• Work instructions: Word for word, restate every line of the material.

• Records to process:
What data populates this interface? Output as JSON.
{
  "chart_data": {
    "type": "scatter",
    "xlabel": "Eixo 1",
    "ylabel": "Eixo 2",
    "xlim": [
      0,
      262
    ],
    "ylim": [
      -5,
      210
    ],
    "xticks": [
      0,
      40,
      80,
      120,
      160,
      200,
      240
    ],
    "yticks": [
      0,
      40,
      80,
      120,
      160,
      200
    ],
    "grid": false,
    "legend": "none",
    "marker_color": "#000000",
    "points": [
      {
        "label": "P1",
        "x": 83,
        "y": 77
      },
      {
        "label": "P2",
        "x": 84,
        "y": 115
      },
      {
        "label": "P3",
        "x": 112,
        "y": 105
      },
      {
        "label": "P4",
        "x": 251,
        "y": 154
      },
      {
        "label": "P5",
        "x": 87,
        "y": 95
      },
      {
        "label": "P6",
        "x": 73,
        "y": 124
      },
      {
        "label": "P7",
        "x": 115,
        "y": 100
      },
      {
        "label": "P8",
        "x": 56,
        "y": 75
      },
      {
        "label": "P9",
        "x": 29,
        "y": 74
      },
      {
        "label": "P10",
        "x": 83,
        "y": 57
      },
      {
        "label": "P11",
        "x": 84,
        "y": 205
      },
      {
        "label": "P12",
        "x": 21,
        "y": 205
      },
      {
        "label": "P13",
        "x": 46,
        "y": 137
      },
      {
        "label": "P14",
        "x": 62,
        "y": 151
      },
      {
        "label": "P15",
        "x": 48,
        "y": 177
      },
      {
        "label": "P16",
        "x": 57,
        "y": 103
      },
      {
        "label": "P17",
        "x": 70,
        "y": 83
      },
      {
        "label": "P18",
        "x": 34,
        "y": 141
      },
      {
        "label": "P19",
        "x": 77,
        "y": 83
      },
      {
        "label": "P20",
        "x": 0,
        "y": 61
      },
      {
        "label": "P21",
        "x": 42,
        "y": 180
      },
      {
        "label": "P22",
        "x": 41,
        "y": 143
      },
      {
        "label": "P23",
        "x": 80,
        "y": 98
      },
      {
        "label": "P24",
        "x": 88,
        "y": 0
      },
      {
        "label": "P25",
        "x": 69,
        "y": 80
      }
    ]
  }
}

• Task output:
What data populates this interface? Output as JSON.
{
  "chart_data": {
    "type": "scatter",
    "xlabel": "Eixo 1",
    "ylabel": "Eixo 2",
    "xlim": [
      0,
      262
    ],
    "ylim": [
      -5,
      210
    ],
    "xticks": [
      0,
      40,
      80,
      120,
      160,
      200,
      240
    ],
    "yticks": [
      0,
      40,
      80,
      120,
      160,
      200
    ],
    "grid": false,
    "legend": "none",
    "marker_color": "#000000",
    "points": [
      {
        "label": "P1",
        "x": 83,
        "y": 77
      },
      {
        "label": "P2",
        "x": 84,
        "y": 115
      },
      {
        "label": "P3",
        "x": 112,
        "y": 105
      },
      {
        "label": "P4",
        "x": 251,
        "y": 154
      },
      {
        "label": "P5",
        "x": 87,
        "y": 95
      },
      {
        "label": "P6",
        "x": 73,
        "y": 124
      },
      {
        "label": "P7",
        "x": 115,
        "y": 100
      },
      {
        "label": "P8",
        "x": 56,
        "y": 75
      },
      {
        "label": "P9",
        "x": 29,
        "y": 74
      },
      {
        "label": "P10",
        "x": 83,
        "y": 57
      },
      {
        "label": "P11",
        "x": 84,
        "y": 205
      },
      {
        "label": "P12",
        "x": 21,
        "y": 205
      },
      {
        "label": "P13",
        "x": 46,
        "y": 137
      },
      {
        "label": "P14",
        "x": 62,
        "y": 151
      },
      {
        "label": "P15",
        "x": 48,
        "y": 177
      },
      {
        "label": "P16",
        "x": 57,
        "y": 103
      },
      {
        "label": "P17",
        "x": 70,
        "y": 83
      },
      {
        "label": "P18",
        "x": 34,
        "y": 141
      },
      {
        "label": "P19",
        "x": 77,
        "y": 83
      },
      {
        "label": "P20",
        "x": 0,
        "y": 61
      },
      {
        "label": "P21",
        "x": 42,
        "y": 180
      },
      {
        "label": "P22",
        "x": 41,
        "y": 143
      },
      {
        "label": "P23",
        "x": 80,
        "y": 98
      },
      {
        "label": "P24",
        "x": 88,
        "y": 0
      },
      {
        "label": "P25",
        "x": 69,
        "y": 80
      }
    ]
  }
}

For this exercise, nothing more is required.